- _Problem statement_: Identify the lines that contain the word "McSwain" and copy each one.

- _Data supplied_:
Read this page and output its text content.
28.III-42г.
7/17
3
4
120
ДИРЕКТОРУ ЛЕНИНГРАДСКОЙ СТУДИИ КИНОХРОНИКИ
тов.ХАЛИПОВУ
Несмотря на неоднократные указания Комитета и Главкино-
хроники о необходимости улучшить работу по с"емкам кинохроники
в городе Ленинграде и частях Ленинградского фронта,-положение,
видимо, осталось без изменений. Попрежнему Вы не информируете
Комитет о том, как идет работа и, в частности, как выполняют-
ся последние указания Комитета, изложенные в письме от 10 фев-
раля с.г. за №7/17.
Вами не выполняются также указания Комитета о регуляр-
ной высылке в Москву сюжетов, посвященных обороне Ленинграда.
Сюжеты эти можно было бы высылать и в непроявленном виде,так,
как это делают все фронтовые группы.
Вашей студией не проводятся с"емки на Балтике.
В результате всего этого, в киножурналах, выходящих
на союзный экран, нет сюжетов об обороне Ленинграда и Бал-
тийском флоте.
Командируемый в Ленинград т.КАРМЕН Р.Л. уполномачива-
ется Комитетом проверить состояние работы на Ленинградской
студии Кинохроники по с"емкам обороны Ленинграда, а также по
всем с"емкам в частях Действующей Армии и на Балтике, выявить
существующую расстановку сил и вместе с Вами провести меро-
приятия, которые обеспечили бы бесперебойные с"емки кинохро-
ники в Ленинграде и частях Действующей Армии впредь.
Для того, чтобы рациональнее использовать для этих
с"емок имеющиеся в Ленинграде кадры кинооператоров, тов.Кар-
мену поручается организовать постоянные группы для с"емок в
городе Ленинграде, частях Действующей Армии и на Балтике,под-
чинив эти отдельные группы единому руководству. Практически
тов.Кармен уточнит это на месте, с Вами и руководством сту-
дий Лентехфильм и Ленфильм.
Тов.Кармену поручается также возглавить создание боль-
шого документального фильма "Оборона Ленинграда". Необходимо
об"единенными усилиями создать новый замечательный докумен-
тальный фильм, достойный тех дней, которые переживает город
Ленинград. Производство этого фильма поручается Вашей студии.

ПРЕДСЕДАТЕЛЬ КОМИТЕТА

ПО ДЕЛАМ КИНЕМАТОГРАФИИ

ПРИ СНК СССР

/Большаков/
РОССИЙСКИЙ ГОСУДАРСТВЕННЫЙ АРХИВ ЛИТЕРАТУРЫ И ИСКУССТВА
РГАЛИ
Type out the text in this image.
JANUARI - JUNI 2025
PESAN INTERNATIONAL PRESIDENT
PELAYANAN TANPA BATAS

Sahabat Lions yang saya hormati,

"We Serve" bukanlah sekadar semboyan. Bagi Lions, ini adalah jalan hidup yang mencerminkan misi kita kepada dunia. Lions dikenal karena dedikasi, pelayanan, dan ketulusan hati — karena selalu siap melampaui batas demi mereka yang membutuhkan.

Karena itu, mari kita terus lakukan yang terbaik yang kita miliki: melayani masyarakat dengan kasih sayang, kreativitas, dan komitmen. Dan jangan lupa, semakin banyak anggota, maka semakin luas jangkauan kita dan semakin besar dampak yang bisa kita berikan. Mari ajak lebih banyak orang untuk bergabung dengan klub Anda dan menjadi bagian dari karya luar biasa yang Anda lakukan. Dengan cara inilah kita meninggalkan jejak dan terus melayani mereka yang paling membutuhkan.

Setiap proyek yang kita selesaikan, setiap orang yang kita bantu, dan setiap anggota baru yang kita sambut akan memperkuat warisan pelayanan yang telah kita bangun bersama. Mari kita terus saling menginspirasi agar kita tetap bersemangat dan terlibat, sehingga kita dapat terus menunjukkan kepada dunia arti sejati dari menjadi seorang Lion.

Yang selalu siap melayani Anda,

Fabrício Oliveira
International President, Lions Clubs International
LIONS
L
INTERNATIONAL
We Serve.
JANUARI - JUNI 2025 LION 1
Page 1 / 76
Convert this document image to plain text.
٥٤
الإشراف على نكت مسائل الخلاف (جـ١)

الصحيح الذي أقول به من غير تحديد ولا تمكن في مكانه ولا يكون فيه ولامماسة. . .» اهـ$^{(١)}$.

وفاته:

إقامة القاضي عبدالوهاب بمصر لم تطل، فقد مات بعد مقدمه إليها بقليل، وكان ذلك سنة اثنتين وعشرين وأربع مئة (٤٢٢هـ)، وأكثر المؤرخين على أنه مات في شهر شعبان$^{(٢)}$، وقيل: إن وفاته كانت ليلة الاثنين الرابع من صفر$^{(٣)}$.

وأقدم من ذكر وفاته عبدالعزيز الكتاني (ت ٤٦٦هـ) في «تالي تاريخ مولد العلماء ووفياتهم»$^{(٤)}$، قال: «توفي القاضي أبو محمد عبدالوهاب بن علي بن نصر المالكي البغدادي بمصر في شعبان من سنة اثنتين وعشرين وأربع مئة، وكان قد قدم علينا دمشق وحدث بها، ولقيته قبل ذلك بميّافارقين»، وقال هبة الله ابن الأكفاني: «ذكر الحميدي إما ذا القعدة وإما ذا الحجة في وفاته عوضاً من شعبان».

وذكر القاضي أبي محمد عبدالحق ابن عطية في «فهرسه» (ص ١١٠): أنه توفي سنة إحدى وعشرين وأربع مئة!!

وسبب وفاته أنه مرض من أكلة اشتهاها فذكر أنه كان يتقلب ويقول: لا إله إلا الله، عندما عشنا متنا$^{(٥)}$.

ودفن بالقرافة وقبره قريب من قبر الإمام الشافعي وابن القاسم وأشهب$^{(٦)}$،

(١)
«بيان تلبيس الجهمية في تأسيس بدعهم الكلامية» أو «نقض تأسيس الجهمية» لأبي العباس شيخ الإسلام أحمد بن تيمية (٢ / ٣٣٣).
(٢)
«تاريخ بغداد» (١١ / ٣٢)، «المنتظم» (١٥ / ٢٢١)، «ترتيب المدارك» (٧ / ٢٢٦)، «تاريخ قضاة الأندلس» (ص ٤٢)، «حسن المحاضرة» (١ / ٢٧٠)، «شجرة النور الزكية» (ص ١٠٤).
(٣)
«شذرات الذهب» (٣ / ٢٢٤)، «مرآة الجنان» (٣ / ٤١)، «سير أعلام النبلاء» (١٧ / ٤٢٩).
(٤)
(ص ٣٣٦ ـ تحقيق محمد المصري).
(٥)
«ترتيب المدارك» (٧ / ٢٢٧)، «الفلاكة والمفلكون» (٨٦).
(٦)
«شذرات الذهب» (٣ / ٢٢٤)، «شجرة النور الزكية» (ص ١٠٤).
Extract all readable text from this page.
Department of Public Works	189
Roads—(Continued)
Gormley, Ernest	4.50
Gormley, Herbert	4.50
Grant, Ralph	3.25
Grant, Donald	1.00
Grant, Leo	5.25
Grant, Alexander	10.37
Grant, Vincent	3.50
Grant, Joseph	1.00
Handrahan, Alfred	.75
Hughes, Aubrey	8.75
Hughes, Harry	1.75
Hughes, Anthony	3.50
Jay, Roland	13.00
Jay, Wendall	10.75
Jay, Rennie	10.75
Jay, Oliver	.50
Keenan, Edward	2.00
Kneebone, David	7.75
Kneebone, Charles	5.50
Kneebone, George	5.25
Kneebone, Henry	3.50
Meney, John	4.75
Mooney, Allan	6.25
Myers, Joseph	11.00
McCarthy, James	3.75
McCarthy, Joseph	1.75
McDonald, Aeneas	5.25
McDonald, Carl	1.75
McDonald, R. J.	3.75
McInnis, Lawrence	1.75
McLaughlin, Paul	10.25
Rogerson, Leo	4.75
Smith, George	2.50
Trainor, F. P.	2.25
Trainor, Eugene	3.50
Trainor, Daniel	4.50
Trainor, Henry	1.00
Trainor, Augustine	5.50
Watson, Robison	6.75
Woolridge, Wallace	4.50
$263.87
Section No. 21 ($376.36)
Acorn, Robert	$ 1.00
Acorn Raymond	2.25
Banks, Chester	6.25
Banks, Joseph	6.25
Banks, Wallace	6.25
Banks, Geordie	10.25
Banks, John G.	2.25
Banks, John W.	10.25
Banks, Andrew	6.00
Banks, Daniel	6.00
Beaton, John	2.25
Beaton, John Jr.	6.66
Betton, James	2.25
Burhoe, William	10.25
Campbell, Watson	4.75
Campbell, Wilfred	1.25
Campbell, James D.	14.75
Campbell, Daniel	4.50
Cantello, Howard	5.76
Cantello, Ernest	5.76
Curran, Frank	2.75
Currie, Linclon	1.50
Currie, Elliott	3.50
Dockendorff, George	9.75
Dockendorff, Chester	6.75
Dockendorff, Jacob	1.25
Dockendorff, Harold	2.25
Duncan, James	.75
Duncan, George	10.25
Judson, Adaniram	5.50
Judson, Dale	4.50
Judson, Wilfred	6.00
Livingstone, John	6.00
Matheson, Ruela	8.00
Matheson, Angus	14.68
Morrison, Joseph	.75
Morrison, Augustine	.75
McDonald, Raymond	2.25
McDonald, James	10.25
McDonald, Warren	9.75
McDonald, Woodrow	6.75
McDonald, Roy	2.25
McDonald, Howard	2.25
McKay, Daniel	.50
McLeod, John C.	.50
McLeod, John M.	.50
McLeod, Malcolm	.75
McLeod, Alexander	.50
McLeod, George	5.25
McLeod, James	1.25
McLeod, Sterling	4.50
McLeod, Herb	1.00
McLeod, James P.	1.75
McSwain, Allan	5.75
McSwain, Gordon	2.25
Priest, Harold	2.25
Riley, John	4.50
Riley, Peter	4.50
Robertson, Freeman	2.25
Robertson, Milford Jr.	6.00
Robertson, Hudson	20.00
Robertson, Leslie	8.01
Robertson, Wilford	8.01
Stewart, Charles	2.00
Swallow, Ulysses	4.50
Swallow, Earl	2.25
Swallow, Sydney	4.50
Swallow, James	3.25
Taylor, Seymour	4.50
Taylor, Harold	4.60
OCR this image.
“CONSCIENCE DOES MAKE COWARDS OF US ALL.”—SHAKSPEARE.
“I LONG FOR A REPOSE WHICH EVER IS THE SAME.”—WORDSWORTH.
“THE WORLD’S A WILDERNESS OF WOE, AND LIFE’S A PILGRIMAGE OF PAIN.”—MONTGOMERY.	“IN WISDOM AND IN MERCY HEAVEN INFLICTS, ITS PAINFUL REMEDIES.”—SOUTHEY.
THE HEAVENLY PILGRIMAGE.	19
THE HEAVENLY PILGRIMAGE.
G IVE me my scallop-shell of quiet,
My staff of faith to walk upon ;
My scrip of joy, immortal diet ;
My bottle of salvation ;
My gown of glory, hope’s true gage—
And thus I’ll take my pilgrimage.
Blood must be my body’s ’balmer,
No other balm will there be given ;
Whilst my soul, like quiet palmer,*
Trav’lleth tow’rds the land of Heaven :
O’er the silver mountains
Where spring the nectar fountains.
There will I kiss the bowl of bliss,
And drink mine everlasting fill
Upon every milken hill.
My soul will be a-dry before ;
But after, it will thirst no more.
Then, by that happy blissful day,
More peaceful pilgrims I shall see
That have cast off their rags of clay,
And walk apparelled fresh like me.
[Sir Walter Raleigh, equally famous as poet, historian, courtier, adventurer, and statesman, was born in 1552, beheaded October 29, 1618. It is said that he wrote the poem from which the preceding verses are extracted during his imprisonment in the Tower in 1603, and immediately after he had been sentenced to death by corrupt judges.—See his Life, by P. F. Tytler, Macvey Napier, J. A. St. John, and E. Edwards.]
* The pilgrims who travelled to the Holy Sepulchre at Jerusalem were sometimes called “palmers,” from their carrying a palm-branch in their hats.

- _Right answer_:
McSwain, Allan	5.75
McSwain, Gordon	2.25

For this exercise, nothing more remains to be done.